Lay out the rows from the line with "y-tick-label: 1 xyxy=(48,482,55,492)" up to and including the line with "x-tick-label: max xyxy=(650,506,676,514)" as a Markdown table with the columns Row and Line, numbering each row and skipping blank lines.

====== Exercise materials ======

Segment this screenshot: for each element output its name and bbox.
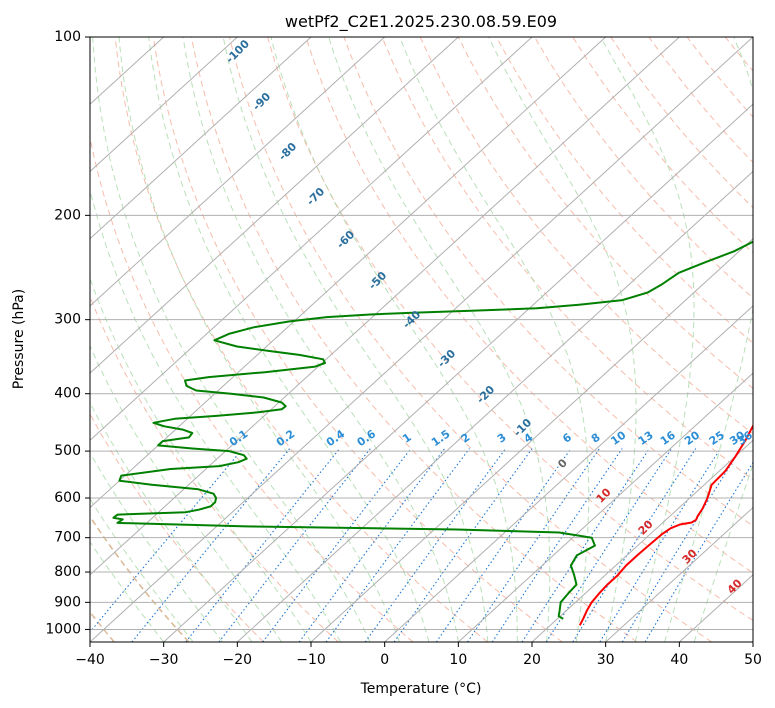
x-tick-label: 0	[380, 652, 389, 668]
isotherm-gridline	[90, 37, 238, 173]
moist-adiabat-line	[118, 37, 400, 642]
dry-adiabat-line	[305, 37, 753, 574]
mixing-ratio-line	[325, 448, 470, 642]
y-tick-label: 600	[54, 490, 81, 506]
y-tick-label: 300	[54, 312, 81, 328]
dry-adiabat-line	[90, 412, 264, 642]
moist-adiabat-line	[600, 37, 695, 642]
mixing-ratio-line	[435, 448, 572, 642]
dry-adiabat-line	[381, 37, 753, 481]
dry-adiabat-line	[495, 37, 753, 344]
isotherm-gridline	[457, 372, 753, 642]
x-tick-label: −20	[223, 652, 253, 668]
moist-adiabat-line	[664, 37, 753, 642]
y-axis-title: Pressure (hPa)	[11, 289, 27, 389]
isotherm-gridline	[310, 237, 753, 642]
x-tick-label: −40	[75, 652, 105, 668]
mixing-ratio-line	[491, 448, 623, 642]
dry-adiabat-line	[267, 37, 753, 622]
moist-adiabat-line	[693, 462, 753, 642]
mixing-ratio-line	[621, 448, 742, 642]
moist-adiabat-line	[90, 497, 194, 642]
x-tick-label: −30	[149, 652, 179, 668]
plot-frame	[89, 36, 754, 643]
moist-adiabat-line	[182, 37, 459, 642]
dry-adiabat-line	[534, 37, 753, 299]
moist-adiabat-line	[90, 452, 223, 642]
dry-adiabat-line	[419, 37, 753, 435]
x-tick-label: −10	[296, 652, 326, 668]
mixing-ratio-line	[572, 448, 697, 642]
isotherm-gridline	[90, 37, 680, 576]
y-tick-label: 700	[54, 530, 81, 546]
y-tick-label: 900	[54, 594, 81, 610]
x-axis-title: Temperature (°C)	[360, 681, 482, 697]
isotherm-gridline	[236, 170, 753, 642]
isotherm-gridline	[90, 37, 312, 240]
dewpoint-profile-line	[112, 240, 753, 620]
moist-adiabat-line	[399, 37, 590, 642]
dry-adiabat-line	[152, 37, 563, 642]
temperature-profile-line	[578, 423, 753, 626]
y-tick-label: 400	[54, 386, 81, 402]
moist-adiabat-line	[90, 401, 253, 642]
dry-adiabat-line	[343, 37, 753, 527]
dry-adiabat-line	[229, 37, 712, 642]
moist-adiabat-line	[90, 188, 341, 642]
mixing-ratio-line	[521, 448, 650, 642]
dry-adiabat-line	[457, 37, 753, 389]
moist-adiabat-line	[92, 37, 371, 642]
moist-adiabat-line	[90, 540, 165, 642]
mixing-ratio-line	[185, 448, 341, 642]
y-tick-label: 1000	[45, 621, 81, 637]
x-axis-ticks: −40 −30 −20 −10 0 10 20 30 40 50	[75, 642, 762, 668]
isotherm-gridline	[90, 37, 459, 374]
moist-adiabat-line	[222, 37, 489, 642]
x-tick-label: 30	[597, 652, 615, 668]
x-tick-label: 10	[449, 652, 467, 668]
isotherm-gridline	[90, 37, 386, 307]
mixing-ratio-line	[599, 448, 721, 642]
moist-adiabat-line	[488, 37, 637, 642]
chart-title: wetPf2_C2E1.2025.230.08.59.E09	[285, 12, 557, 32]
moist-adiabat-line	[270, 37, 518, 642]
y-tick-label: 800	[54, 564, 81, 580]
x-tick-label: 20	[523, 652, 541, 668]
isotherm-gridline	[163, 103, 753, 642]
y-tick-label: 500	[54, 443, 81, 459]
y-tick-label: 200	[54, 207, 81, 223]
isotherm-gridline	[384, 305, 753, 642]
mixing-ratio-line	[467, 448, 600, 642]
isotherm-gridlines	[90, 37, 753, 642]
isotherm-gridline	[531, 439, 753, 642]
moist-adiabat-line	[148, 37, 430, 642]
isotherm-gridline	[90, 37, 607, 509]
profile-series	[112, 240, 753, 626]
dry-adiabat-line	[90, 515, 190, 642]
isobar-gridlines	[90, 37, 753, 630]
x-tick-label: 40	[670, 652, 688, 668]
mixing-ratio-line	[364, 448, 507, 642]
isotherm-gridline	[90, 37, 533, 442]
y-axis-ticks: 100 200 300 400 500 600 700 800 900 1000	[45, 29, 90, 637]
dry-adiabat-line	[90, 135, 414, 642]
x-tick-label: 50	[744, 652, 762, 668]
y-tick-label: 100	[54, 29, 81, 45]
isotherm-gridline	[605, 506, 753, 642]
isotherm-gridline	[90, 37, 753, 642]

======
====== Exercise materials ======

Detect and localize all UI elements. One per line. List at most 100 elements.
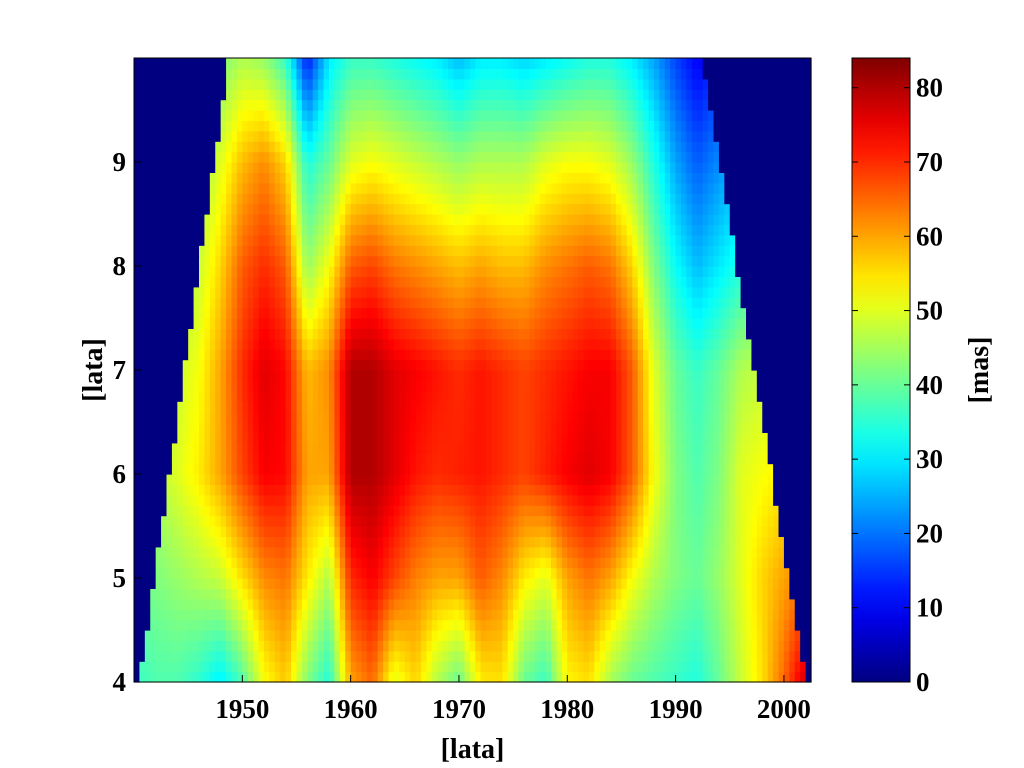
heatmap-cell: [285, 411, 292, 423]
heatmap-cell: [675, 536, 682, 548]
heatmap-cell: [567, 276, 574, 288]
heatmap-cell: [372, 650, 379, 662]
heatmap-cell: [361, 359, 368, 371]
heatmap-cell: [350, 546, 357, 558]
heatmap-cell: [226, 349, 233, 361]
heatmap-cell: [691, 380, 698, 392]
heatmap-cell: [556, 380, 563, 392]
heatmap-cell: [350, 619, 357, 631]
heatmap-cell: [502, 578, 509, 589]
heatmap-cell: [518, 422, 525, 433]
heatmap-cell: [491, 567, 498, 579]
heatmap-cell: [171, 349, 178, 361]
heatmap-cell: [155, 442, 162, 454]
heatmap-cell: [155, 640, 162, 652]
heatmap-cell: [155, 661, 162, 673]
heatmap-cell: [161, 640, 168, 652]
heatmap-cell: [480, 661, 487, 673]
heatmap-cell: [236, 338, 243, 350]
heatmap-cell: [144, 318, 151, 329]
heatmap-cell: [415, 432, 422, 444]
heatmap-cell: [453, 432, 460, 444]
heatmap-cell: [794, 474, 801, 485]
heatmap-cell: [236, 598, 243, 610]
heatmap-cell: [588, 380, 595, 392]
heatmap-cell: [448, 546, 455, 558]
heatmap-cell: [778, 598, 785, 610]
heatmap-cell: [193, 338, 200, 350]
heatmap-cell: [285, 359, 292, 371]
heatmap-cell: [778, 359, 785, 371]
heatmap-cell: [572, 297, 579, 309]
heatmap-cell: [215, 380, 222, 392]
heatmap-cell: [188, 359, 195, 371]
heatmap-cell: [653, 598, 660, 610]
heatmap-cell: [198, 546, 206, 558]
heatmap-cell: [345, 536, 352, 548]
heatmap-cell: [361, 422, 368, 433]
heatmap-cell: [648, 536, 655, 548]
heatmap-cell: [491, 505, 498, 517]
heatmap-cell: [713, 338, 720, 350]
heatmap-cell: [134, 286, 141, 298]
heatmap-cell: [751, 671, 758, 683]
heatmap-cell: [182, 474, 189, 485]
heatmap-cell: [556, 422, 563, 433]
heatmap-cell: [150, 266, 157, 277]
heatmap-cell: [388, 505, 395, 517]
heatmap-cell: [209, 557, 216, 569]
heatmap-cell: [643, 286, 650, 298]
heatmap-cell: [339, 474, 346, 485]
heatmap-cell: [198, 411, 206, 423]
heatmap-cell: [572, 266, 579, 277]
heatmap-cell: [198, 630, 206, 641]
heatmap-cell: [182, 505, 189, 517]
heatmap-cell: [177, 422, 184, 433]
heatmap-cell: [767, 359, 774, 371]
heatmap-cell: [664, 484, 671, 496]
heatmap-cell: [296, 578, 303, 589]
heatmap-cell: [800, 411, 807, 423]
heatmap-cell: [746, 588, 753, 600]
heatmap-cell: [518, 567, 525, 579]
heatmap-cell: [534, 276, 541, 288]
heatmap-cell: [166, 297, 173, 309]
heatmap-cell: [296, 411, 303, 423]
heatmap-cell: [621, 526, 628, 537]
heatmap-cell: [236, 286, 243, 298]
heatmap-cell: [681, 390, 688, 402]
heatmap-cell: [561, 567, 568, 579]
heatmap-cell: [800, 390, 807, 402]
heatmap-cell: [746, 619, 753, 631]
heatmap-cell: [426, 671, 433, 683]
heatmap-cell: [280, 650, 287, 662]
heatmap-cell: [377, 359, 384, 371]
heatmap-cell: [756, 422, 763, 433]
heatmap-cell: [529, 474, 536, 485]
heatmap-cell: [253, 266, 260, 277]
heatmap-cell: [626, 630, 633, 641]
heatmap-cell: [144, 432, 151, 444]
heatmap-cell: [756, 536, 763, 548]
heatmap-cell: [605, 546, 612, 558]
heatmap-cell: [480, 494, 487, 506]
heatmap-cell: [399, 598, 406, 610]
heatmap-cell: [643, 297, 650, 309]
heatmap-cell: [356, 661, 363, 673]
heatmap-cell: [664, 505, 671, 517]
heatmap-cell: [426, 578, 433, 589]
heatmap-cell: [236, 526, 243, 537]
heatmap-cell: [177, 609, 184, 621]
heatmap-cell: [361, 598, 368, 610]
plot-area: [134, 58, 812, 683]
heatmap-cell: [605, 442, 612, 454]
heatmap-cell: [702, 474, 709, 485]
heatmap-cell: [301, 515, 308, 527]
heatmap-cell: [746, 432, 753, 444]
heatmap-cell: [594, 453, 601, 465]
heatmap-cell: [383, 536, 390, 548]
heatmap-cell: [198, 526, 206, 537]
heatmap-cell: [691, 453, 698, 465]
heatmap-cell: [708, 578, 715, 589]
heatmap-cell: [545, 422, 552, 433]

======
====== Exercise materials ======

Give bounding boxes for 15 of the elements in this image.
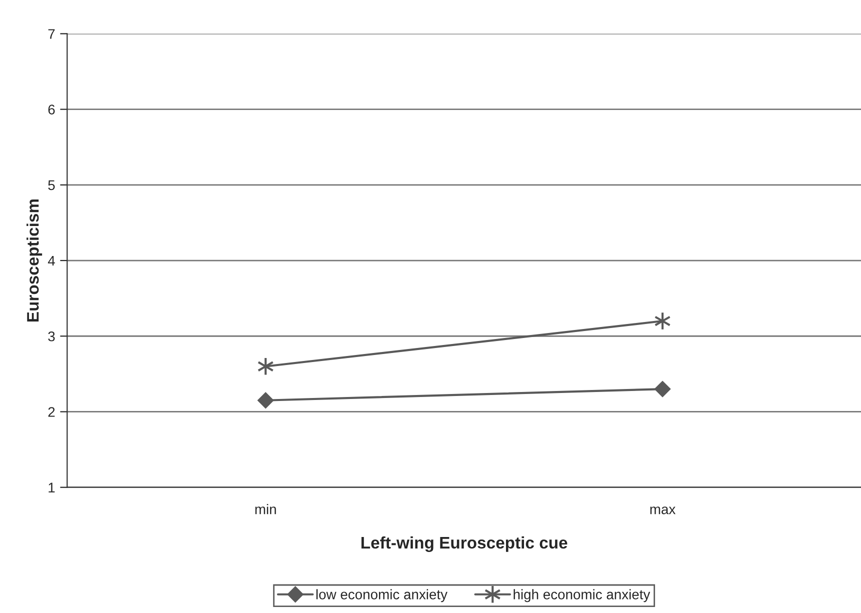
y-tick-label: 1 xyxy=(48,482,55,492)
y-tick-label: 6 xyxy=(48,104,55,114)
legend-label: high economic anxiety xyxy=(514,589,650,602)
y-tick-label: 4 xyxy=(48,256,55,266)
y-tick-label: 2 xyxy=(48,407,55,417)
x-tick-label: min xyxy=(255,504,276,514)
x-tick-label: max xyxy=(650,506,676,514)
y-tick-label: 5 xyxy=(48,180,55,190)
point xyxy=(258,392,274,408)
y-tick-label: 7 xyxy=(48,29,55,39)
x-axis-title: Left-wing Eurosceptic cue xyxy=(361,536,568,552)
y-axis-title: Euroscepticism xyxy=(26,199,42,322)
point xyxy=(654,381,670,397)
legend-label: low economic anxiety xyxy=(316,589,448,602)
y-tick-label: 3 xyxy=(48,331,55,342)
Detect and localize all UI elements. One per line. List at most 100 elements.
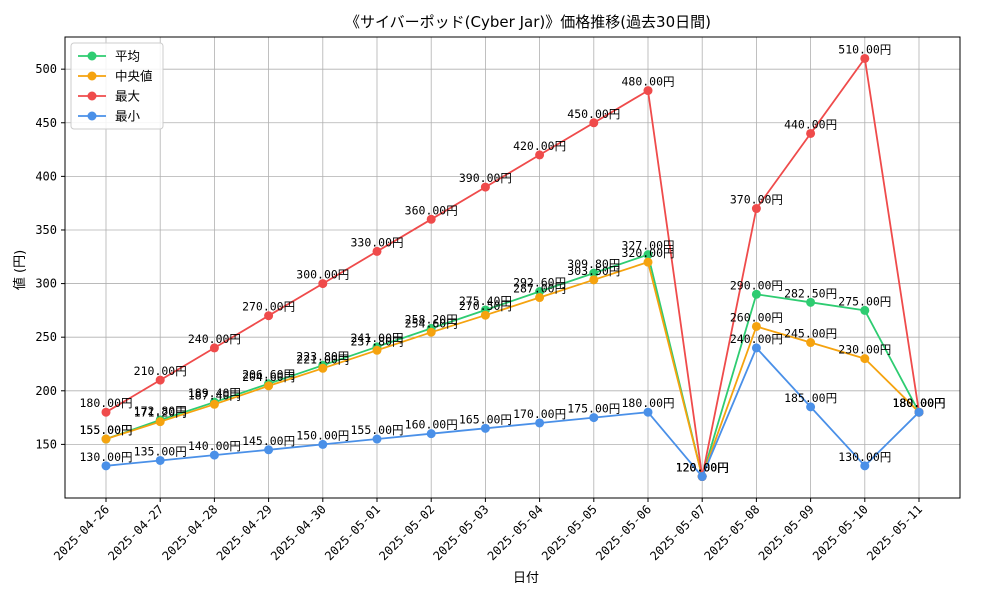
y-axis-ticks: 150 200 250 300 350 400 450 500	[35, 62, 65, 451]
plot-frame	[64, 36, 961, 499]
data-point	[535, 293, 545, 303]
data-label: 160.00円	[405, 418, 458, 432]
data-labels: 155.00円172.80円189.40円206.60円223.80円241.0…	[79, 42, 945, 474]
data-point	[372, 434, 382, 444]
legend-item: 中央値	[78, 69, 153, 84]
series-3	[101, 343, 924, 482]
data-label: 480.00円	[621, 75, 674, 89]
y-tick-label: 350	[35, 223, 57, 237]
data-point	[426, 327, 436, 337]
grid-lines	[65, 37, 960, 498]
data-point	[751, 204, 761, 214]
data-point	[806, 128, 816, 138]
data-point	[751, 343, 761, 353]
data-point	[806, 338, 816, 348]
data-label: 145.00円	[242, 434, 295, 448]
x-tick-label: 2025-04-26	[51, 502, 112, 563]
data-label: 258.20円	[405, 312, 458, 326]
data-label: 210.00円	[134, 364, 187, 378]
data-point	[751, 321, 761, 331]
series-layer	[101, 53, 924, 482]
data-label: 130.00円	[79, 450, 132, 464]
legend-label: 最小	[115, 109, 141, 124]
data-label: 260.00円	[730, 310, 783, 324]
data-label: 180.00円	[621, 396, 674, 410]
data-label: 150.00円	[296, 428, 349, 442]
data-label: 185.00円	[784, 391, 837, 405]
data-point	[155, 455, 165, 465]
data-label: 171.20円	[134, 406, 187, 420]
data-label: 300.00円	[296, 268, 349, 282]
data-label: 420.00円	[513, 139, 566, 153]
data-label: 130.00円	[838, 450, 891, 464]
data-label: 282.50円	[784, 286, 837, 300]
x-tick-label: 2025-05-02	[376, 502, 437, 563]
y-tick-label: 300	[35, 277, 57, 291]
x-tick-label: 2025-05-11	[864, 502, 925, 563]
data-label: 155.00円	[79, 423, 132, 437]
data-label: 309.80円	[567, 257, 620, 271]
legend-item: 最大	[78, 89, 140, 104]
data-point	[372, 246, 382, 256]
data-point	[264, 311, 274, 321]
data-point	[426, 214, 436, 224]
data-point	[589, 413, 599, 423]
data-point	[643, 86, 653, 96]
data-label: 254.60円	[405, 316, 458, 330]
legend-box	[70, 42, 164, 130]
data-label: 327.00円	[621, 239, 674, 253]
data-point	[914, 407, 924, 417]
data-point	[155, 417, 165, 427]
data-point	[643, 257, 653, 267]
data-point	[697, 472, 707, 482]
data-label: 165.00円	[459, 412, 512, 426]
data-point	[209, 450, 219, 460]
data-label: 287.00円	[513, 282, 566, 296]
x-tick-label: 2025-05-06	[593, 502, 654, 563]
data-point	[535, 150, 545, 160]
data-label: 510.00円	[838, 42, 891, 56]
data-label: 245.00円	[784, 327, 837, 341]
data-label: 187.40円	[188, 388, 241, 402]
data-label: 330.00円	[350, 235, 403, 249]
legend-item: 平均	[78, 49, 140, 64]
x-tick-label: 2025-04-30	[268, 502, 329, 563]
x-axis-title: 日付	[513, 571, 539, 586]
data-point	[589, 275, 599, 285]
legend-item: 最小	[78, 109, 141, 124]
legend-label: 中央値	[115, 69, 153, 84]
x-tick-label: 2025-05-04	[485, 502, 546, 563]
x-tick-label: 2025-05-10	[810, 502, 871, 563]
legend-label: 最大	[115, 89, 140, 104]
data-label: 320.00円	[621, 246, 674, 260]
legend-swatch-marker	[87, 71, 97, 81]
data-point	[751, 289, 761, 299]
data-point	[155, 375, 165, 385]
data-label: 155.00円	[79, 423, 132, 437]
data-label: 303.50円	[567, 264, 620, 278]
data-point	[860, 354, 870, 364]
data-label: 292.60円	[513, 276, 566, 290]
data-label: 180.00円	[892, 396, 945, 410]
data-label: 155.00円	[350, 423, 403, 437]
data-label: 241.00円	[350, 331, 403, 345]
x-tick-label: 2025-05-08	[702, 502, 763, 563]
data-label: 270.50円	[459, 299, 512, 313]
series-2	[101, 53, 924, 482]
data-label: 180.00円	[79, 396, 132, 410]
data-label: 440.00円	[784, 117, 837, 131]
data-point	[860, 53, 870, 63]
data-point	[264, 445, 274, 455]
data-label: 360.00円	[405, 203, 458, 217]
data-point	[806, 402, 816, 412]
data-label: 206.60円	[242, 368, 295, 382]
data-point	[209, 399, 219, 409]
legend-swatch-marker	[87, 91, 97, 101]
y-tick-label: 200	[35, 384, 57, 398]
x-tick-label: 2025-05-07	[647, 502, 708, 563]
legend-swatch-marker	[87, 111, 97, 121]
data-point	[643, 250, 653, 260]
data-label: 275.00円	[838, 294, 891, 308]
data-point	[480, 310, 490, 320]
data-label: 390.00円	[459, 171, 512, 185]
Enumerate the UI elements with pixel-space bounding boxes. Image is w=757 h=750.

======

* **Task output**
| Row | Line |
|---|---|
| 1 | y-tick-label: 1 xyxy=(48,482,55,492) |
| 2 | y-tick-label: 6 xyxy=(48,104,55,114) |
| 3 | legend-label: high economic anxiety xyxy=(514,589,650,602) |
| 4 | y-tick-label: 4 xyxy=(48,256,55,266) |
| 5 | y-tick-label: 2 xyxy=(48,407,55,417) |
| 6 | x-tick-label: min xyxy=(255,504,276,514) |
| 7 | x-tick-label: max xyxy=(650,506,676,514) |